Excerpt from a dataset
------------------------------

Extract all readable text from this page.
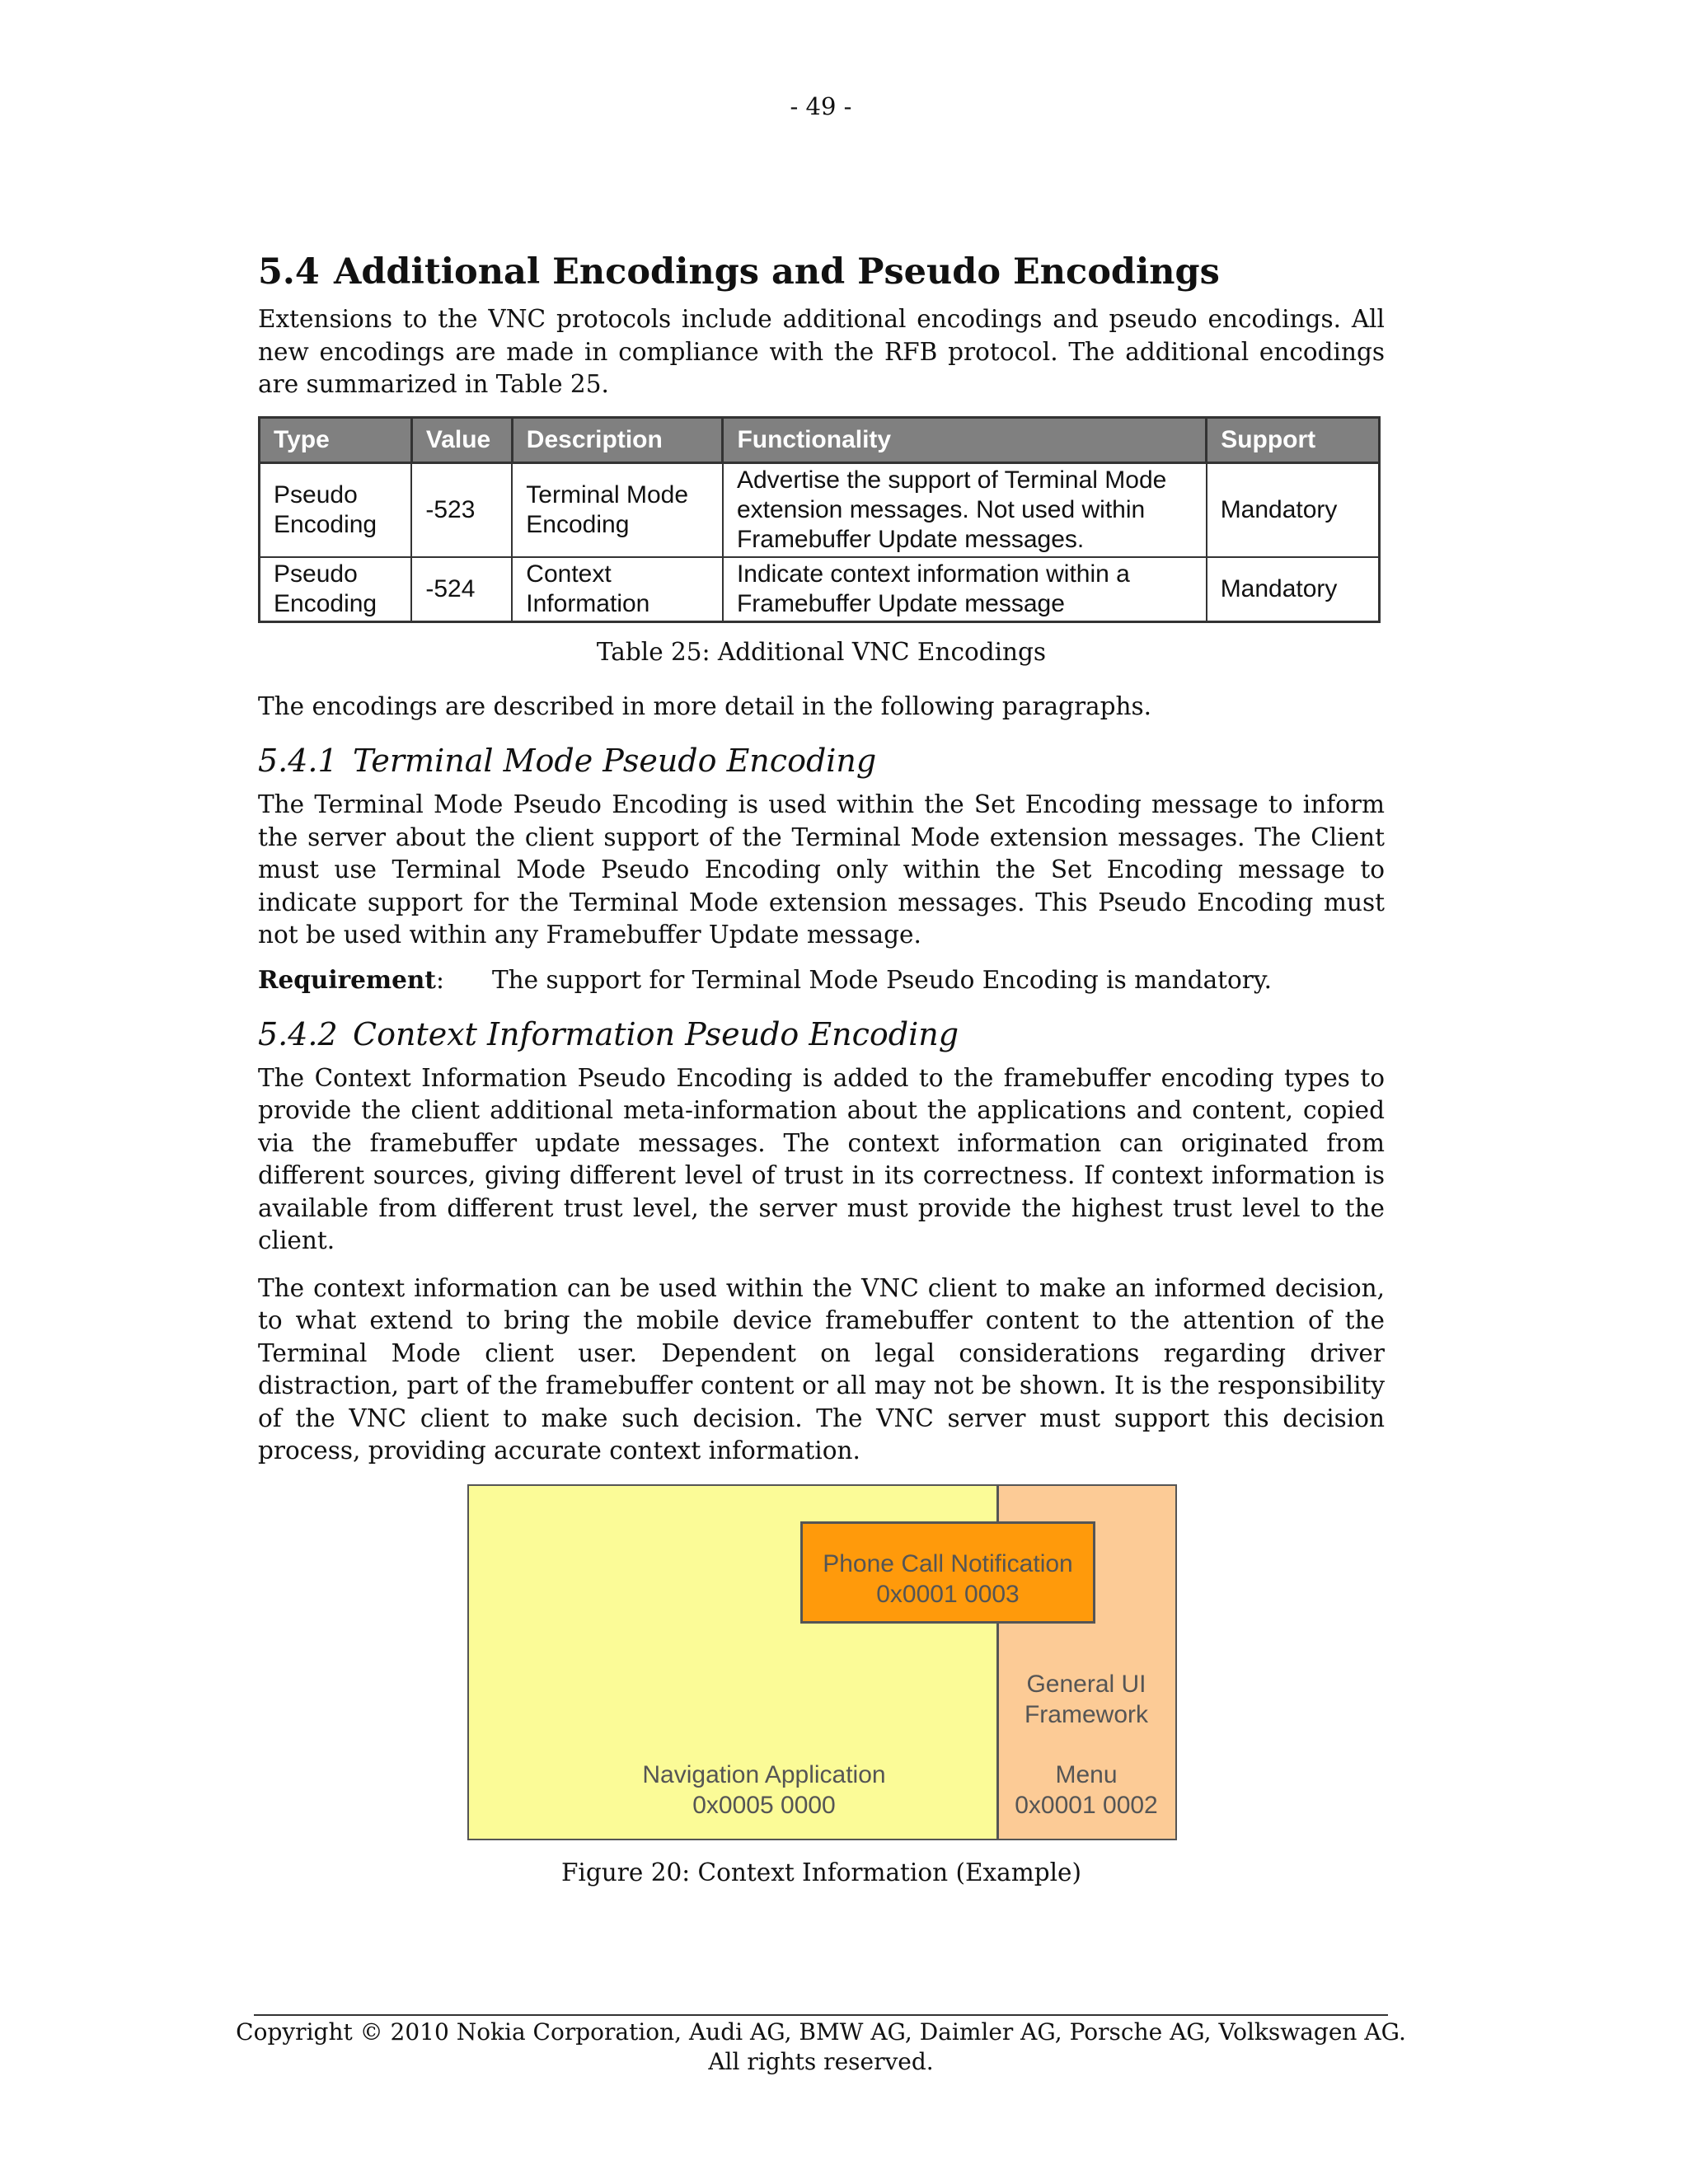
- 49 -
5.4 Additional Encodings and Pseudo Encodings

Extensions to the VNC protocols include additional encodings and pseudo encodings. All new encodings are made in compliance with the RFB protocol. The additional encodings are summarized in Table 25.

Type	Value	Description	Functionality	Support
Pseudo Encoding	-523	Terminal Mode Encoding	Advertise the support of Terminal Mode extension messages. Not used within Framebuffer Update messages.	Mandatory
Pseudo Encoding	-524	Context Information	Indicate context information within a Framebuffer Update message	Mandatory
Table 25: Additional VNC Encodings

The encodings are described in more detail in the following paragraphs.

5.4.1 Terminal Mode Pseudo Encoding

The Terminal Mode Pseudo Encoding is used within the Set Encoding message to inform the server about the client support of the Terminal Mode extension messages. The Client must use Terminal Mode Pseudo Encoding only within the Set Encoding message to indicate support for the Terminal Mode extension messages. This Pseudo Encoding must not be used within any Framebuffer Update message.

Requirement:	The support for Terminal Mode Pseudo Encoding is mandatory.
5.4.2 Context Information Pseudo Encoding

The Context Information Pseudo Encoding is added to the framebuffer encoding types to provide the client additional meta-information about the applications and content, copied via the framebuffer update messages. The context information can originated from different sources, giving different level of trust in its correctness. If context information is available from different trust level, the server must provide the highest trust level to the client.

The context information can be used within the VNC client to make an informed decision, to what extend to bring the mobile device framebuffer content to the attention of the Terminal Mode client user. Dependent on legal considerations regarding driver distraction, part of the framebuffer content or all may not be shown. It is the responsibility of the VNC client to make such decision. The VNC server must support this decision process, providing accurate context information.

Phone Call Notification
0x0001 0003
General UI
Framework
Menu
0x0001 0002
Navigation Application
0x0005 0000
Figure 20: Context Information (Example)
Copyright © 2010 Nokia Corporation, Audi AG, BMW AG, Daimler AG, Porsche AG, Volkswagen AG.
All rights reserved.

------------------------------

Task directions. All of the material above needs to be restated exactly, with no pictures.

Full response.
Extract all readable text from this page.
- 49 -
5.4 Additional Encodings and Pseudo Encodings

Extensions to the VNC protocols include additional encodings and pseudo encodings. All new encodings are made in compliance with the RFB protocol. The additional encodings are summarized in Table 25.

Type	Value	Description	Functionality	Support
Pseudo Encoding	-523	Terminal Mode Encoding	Advertise the support of Terminal Mode extension messages. Not used within Framebuffer Update messages.	Mandatory
Pseudo Encoding	-524	Context Information	Indicate context information within a Framebuffer Update message	Mandatory
Table 25: Additional VNC Encodings

The encodings are described in more detail in the following paragraphs.

5.4.1 Terminal Mode Pseudo Encoding

The Terminal Mode Pseudo Encoding is used within the Set Encoding message to inform the server about the client support of the Terminal Mode extension messages. The Client must use Terminal Mode Pseudo Encoding only within the Set Encoding message to indicate support for the Terminal Mode extension messages. This Pseudo Encoding must not be used within any Framebuffer Update message.

Requirement:	The support for Terminal Mode Pseudo Encoding is mandatory.
5.4.2 Context Information Pseudo Encoding

The Context Information Pseudo Encoding is added to the framebuffer encoding types to provide the client additional meta-information about the applications and content, copied via the framebuffer update messages. The context information can originated from different sources, giving different level of trust in its correctness. If context information is available from different trust level, the server must provide the highest trust level to the client.

The context information can be used within the VNC client to make an informed decision, to what extend to bring the mobile device framebuffer content to the attention of the Terminal Mode client user. Dependent on legal considerations regarding driver distraction, part of the framebuffer content or all may not be shown. It is the responsibility of the VNC client to make such decision. The VNC server must support this decision process, providing accurate context information.

Phone Call Notification
0x0001 0003
General UI
Framework
Menu
0x0001 0002
Navigation Application
0x0005 0000
Figure 20: Context Information (Example)
Copyright © 2010 Nokia Corporation, Audi AG, BMW AG, Daimler AG, Porsche AG, Volkswagen AG.
All rights reserved.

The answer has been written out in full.